## [TAREFA A REALIZAR]
Transcreva sem alterações a parte do trecho da página sobre o Pronampe que começa em "Além de entender" e segue até "não se perdessem.", incluindo essas palavras.

## [TRECHO DA PÁGINA]
______________________________

Criado no início da crise da Covid-19, o Programa Nacional de Apoio às Microempresas e Empresas de Pequeno Porte forneceu crédito a empresários e permitiu a preservação de milhões de empregos.
Além de entender como essencial todo trabalho honesto, que leva o pão de cada dia aos brasileiros, com medidas como essa, o Governo permitiu que mais de UM MILHÃO DE EMPRESAS suportassem os efeitos do inconsequente "fecha-tudo" imposto em alguns locais.
O PRONAMPE já proveu + de R$ 63 BILHÕES a empresas, permitindo que milhões delas não quebrassem e milhões de empregos não se perdessem.

______________________________

## [MATERIAL FORNECIDO]
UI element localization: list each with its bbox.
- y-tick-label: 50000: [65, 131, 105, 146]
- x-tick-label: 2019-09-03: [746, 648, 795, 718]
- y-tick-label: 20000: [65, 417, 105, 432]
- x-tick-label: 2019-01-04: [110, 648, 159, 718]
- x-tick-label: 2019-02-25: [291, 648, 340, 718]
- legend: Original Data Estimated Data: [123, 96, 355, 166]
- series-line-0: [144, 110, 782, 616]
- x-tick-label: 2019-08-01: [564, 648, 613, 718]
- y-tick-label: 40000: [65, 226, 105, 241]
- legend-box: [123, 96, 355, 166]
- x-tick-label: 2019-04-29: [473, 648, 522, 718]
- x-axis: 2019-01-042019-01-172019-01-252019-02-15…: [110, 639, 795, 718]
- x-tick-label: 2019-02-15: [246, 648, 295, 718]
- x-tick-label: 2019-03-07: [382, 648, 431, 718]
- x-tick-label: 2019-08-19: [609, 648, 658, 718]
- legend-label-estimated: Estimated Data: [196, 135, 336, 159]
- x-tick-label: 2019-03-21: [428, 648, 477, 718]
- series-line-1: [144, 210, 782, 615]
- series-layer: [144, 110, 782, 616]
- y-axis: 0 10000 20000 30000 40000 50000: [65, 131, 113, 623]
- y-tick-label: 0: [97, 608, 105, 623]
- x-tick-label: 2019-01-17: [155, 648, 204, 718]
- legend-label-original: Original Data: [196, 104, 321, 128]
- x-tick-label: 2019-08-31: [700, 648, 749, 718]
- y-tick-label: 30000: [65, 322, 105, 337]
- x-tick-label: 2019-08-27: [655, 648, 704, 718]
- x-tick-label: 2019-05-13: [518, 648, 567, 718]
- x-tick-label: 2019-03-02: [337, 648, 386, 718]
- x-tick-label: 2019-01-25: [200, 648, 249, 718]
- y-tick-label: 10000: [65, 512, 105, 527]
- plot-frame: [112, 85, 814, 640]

______________________________

## [RESPOSTA FINAL]
Além de entender como essencial todo trabalho honesto, que leva o pão de cada dia aos brasileiros, com medidas como essa, o Governo permitiu que mais de UM MILHÃO DE EMPRESAS suportassem os efeitos do inconsequente "fecha-tudo" imposto em alguns locais.
O PRONAMPE já proveu + de R$ 63 BILHÕES a empresas, permitindo que milhões delas não quebrassem e milhões de empregos não se perdessem.